[Start]

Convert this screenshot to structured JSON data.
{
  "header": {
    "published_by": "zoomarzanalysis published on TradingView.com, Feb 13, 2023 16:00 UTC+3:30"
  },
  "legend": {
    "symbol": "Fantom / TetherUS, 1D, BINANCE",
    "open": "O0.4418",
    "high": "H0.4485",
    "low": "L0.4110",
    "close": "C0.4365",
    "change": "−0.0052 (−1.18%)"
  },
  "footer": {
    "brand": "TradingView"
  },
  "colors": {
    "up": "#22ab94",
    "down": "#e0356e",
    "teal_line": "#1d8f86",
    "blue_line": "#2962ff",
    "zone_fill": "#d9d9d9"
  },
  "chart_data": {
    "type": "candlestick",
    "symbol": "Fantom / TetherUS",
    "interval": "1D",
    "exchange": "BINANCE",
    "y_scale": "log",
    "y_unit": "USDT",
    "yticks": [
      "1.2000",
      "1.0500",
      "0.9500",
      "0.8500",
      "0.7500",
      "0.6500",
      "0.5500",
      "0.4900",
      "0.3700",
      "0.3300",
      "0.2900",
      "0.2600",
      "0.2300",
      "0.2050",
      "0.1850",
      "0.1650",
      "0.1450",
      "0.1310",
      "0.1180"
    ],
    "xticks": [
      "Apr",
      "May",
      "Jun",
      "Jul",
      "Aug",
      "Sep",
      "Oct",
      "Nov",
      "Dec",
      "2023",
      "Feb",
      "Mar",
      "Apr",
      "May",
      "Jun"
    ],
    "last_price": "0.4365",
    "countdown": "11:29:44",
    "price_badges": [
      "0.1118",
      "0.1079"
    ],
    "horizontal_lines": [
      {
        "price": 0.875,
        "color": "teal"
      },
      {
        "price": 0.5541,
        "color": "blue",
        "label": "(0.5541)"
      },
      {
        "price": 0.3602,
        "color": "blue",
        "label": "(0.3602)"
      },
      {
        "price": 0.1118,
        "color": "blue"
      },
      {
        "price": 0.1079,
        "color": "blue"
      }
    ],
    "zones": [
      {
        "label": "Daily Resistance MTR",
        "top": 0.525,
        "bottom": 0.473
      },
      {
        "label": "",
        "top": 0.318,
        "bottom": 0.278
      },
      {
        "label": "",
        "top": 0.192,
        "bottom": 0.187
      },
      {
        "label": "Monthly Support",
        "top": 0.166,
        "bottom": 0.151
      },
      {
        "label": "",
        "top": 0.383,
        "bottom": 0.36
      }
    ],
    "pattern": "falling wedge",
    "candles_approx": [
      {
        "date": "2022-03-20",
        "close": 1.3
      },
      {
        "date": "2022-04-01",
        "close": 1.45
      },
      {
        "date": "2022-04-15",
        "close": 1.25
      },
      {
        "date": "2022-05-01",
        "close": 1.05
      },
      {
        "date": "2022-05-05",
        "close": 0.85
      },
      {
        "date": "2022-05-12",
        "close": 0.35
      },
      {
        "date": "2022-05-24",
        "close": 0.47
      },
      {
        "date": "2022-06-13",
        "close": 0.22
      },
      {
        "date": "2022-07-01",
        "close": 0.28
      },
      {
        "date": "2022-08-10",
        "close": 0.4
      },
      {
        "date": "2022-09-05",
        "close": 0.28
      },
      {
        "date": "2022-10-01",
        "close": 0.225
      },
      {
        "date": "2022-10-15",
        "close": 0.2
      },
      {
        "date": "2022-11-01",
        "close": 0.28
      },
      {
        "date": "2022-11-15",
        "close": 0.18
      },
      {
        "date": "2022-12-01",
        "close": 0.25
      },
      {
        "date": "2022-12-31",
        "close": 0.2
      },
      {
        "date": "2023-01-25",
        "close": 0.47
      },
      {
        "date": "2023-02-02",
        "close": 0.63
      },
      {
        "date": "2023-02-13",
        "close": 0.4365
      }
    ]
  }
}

[End]

> **Your instructions**: Out of the preceding entries, pull every line containing the string "bottom".

> **Task solution**:
        "bottom": 0.473
        "bottom": 0.278
        "bottom": 0.187
        "bottom": 0.151
        "bottom": 0.36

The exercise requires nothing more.